All the entries need to be quoted exactly, apart from the pictures, which you should drop.
·····
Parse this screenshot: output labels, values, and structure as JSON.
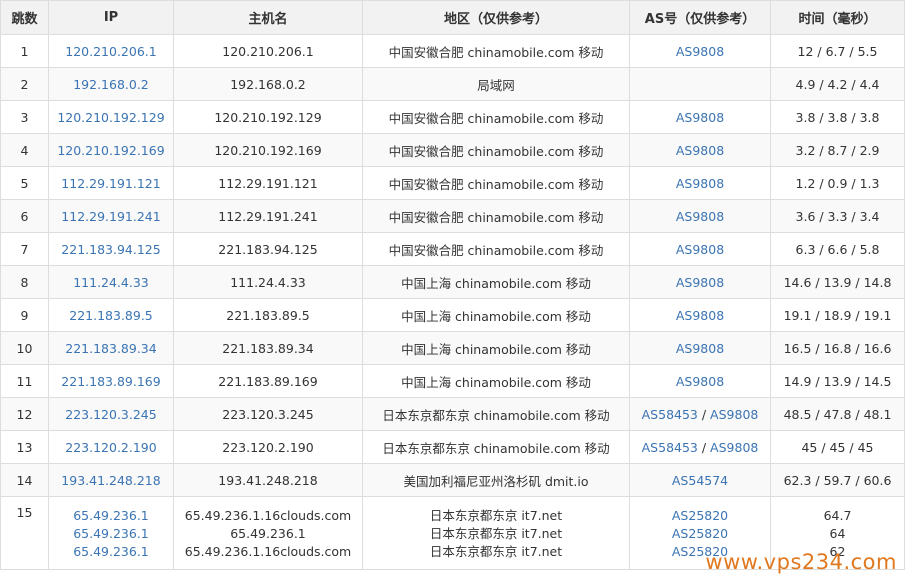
{
  "headers": {
    "hop": "跳数",
    "ip": "IP",
    "host": "主机名",
    "region": "地区（仅供参考）",
    "asn": "AS号（仅供参考）",
    "time": "时间（毫秒）"
  },
  "rows": [
    {
      "hop": "1",
      "ip": "120.210.206.1",
      "host": "120.210.206.1",
      "region": "中国安徽合肥 chinamobile.com 移动",
      "asn": [
        "AS9808"
      ],
      "time": "12 / 6.7 / 5.5"
    },
    {
      "hop": "2",
      "ip": "192.168.0.2",
      "host": "192.168.0.2",
      "region": "局域网",
      "asn": [],
      "time": "4.9 / 4.2 / 4.4"
    },
    {
      "hop": "3",
      "ip": "120.210.192.129",
      "host": "120.210.192.129",
      "region": "中国安徽合肥 chinamobile.com 移动",
      "asn": [
        "AS9808"
      ],
      "time": "3.8 / 3.8 / 3.8"
    },
    {
      "hop": "4",
      "ip": "120.210.192.169",
      "host": "120.210.192.169",
      "region": "中国安徽合肥 chinamobile.com 移动",
      "asn": [
        "AS9808"
      ],
      "time": "3.2 / 8.7 / 2.9"
    },
    {
      "hop": "5",
      "ip": "112.29.191.121",
      "host": "112.29.191.121",
      "region": "中国安徽合肥 chinamobile.com 移动",
      "asn": [
        "AS9808"
      ],
      "time": "1.2 / 0.9 / 1.3"
    },
    {
      "hop": "6",
      "ip": "112.29.191.241",
      "host": "112.29.191.241",
      "region": "中国安徽合肥 chinamobile.com 移动",
      "asn": [
        "AS9808"
      ],
      "time": "3.6 / 3.3 / 3.4"
    },
    {
      "hop": "7",
      "ip": "221.183.94.125",
      "host": "221.183.94.125",
      "region": "中国安徽合肥 chinamobile.com 移动",
      "asn": [
        "AS9808"
      ],
      "time": "6.3 / 6.6 / 5.8"
    },
    {
      "hop": "8",
      "ip": "111.24.4.33",
      "host": "111.24.4.33",
      "region": "中国上海 chinamobile.com 移动",
      "asn": [
        "AS9808"
      ],
      "time": "14.6 / 13.9 / 14.8"
    },
    {
      "hop": "9",
      "ip": "221.183.89.5",
      "host": "221.183.89.5",
      "region": "中国上海 chinamobile.com 移动",
      "asn": [
        "AS9808"
      ],
      "time": "19.1 / 18.9 / 19.1"
    },
    {
      "hop": "10",
      "ip": "221.183.89.34",
      "host": "221.183.89.34",
      "region": "中国上海 chinamobile.com 移动",
      "asn": [
        "AS9808"
      ],
      "time": "16.5 / 16.8 / 16.6"
    },
    {
      "hop": "11",
      "ip": "221.183.89.169",
      "host": "221.183.89.169",
      "region": "中国上海 chinamobile.com 移动",
      "asn": [
        "AS9808"
      ],
      "time": "14.9 / 13.9 / 14.5"
    },
    {
      "hop": "12",
      "ip": "223.120.3.245",
      "host": "223.120.3.245",
      "region": "日本东京都东京 chinamobile.com 移动",
      "asn": [
        "AS58453",
        "AS9808"
      ],
      "time": "48.5 / 47.8 / 48.1"
    },
    {
      "hop": "13",
      "ip": "223.120.2.190",
      "host": "223.120.2.190",
      "region": "日本东京都东京 chinamobile.com 移动",
      "asn": [
        "AS58453",
        "AS9808"
      ],
      "time": "45 / 45 / 45"
    },
    {
      "hop": "14",
      "ip": "193.41.248.218",
      "host": "193.41.248.218",
      "region": "美国加利福尼亚州洛杉矶 dmit.io",
      "asn": [
        "AS54574"
      ],
      "time": "62.3 / 59.7 / 60.6"
    }
  ],
  "multi_row": {
    "hop": "15",
    "ips": [
      "65.49.236.1",
      "65.49.236.1",
      "65.49.236.1"
    ],
    "hosts": [
      "65.49.236.1.16clouds.com",
      "65.49.236.1",
      "65.49.236.1.16clouds.com"
    ],
    "regions": [
      "日本东京都东京 it7.net",
      "日本东京都东京 it7.net",
      "日本东京都东京 it7.net"
    ],
    "asns": [
      "AS25820",
      "AS25820",
      "AS25820"
    ],
    "times": [
      "64.7",
      "64",
      "62"
    ]
  },
  "asn_separator": " / ",
  "watermark": "www.vps234.com",
  "colors": {
    "link": "#3b74b3",
    "header_bg": "#f2f2f2",
    "border": "#dddddd",
    "watermark": "#e0781f"
  }
}
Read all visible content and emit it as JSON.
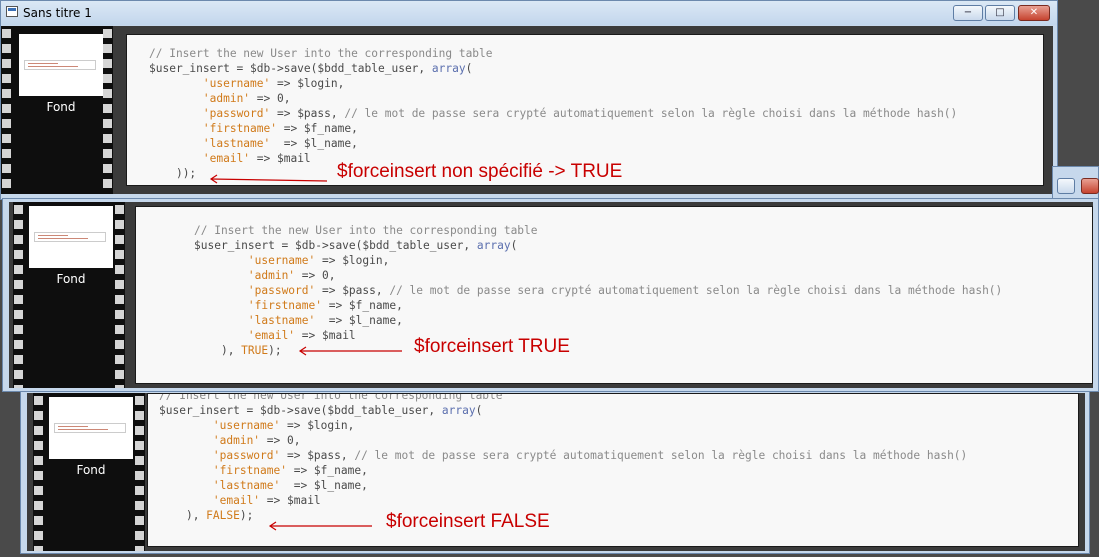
{
  "window": {
    "title": "Sans titre 1",
    "controls": {
      "minimize": "−",
      "maximize": "□",
      "close": "✕"
    }
  },
  "film": {
    "label": "Fond"
  },
  "code": {
    "comment": "// Insert the new User into the corresponding table",
    "line2_a": "$user_insert = $db->save($bdd_table_user, ",
    "array_kw": "array",
    "line2_b": "(",
    "k_username": "'username'",
    "v_username": " => $login,",
    "k_admin": "'admin'",
    "v_admin": " => 0,",
    "k_password": "'password'",
    "v_password": " => $pass, ",
    "c_password": "// le mot de passe sera crypté automatiquement selon la règle choisi dans la méthode hash()",
    "k_firstname": "'firstname'",
    "v_firstname": " => $f_name,",
    "k_lastname": "'lastname'",
    "v_lastname": "  => $l_name,",
    "k_email": "'email'",
    "v_email": " => $mail",
    "close1": "));",
    "close2_a": "), ",
    "true_kw": "TRUE",
    "close_end": ");",
    "false_kw": "FALSE"
  },
  "annotations": {
    "a1": "$forceinsert non spécifié -> TRUE",
    "a2": "$forceinsert TRUE",
    "a3": "$forceinsert FALSE"
  },
  "colors": {
    "annotation": "#c80000",
    "string": "#d07a1a",
    "keyword": "#5b6fae",
    "comment": "#8a8a8a"
  }
}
·····
## Task response
Parse this screenshot: output labels, values, and structure as JSON.
{
  "headers": {
    "hop": "跳数",
    "ip": "IP",
    "host": "主机名",
    "region": "地区（仅供参考）",
    "asn": "AS号（仅供参考）",
    "time": "时间（毫秒）"
  },
  "rows": [
    {
      "hop": "1",
      "ip": "120.210.206.1",
      "host": "120.210.206.1",
      "region": "中国安徽合肥 chinamobile.com 移动",
      "asn": [
        "AS9808"
      ],
      "time": "12 / 6.7 / 5.5"
    },
    {
      "hop": "2",
      "ip": "192.168.0.2",
      "host": "192.168.0.2",
      "region": "局域网",
      "asn": [],
      "time": "4.9 / 4.2 / 4.4"
    },
    {
      "hop": "3",
      "ip": "120.210.192.129",
      "host": "120.210.192.129",
      "region": "中国安徽合肥 chinamobile.com 移动",
      "asn": [
        "AS9808"
      ],
      "time": "3.8 / 3.8 / 3.8"
    },
    {
      "hop": "4",
      "ip": "120.210.192.169",
      "host": "120.210.192.169",
      "region": "中国安徽合肥 chinamobile.com 移动",
      "asn": [
        "AS9808"
      ],
      "time": "3.2 / 8.7 / 2.9"
    },
    {
      "hop": "5",
      "ip": "112.29.191.121",
      "host": "112.29.191.121",
      "region": "中国安徽合肥 chinamobile.com 移动",
      "asn": [
        "AS9808"
      ],
      "time": "1.2 / 0.9 / 1.3"
    },
    {
      "hop": "6",
      "ip": "112.29.191.241",
      "host": "112.29.191.241",
      "region": "中国安徽合肥 chinamobile.com 移动",
      "asn": [
        "AS9808"
      ],
      "time": "3.6 / 3.3 / 3.4"
    },
    {
      "hop": "7",
      "ip": "221.183.94.125",
      "host": "221.183.94.125",
      "region": "中国安徽合肥 chinamobile.com 移动",
      "asn": [
        "AS9808"
      ],
      "time": "6.3 / 6.6 / 5.8"
    },
    {
      "hop": "8",
      "ip": "111.24.4.33",
      "host": "111.24.4.33",
      "region": "中国上海 chinamobile.com 移动",
      "asn": [
        "AS9808"
      ],
      "time": "14.6 / 13.9 / 14.8"
    },
    {
      "hop": "9",
      "ip": "221.183.89.5",
      "host": "221.183.89.5",
      "region": "中国上海 chinamobile.com 移动",
      "asn": [
        "AS9808"
      ],
      "time": "19.1 / 18.9 / 19.1"
    },
    {
      "hop": "10",
      "ip": "221.183.89.34",
      "host": "221.183.89.34",
      "region": "中国上海 chinamobile.com 移动",
      "asn": [
        "AS9808"
      ],
      "time": "16.5 / 16.8 / 16.6"
    },
    {
      "hop": "11",
      "ip": "221.183.89.169",
      "host": "221.183.89.169",
      "region": "中国上海 chinamobile.com 移动",
      "asn": [
        "AS9808"
      ],
      "time": "14.9 / 13.9 / 14.5"
    },
    {
      "hop": "12",
      "ip": "223.120.3.245",
      "host": "223.120.3.245",
      "region": "日本东京都东京 chinamobile.com 移动",
      "asn": [
        "AS58453",
        "AS9808"
      ],
      "time": "48.5 / 47.8 / 48.1"
    },
    {
      "hop": "13",
      "ip": "223.120.2.190",
      "host": "223.120.2.190",
      "region": "日本东京都东京 chinamobile.com 移动",
      "asn": [
        "AS58453",
        "AS9808"
      ],
      "time": "45 / 45 / 45"
    },
    {
      "hop": "14",
      "ip": "193.41.248.218",
      "host": "193.41.248.218",
      "region": "美国加利福尼亚州洛杉矶 dmit.io",
      "asn": [
        "AS54574"
      ],
      "time": "62.3 / 59.7 / 60.6"
    }
  ],
  "multi_row": {
    "hop": "15",
    "ips": [
      "65.49.236.1",
      "65.49.236.1",
      "65.49.236.1"
    ],
    "hosts": [
      "65.49.236.1.16clouds.com",
      "65.49.236.1",
      "65.49.236.1.16clouds.com"
    ],
    "regions": [
      "日本东京都东京 it7.net",
      "日本东京都东京 it7.net",
      "日本东京都东京 it7.net"
    ],
    "asns": [
      "AS25820",
      "AS25820",
      "AS25820"
    ],
    "times": [
      "64.7",
      "64",
      "62"
    ]
  },
  "asn_separator": " / ",
  "watermark": "www.vps234.com",
  "colors": {
    "link": "#3b74b3",
    "header_bg": "#f2f2f2",
    "border": "#dddddd",
    "watermark": "#e0781f"
  }
}
Read all visible content and emit it as JSON.
{
  "window": {
    "title": "Sans titre 1",
    "controls": {
      "minimize": "−",
      "maximize": "□",
      "close": "✕"
    }
  },
  "film": {
    "label": "Fond"
  },
  "code": {
    "comment": "// Insert the new User into the corresponding table",
    "line2_a": "$user_insert = $db->save($bdd_table_user, ",
    "array_kw": "array",
    "line2_b": "(",
    "k_username": "'username'",
    "v_username": " => $login,",
    "k_admin": "'admin'",
    "v_admin": " => 0,",
    "k_password": "'password'",
    "v_password": " => $pass, ",
    "c_password": "// le mot de passe sera crypté automatiquement selon la règle choisi dans la méthode hash()",
    "k_firstname": "'firstname'",
    "v_firstname": " => $f_name,",
    "k_lastname": "'lastname'",
    "v_lastname": "  => $l_name,",
    "k_email": "'email'",
    "v_email": " => $mail",
    "close1": "));",
    "close2_a": "), ",
    "true_kw": "TRUE",
    "close_end": ");",
    "false_kw": "FALSE"
  },
  "annotations": {
    "a1": "$forceinsert non spécifié -> TRUE",
    "a2": "$forceinsert TRUE",
    "a3": "$forceinsert FALSE"
  },
  "colors": {
    "annotation": "#c80000",
    "string": "#d07a1a",
    "keyword": "#5b6fae",
    "comment": "#8a8a8a"
  }
}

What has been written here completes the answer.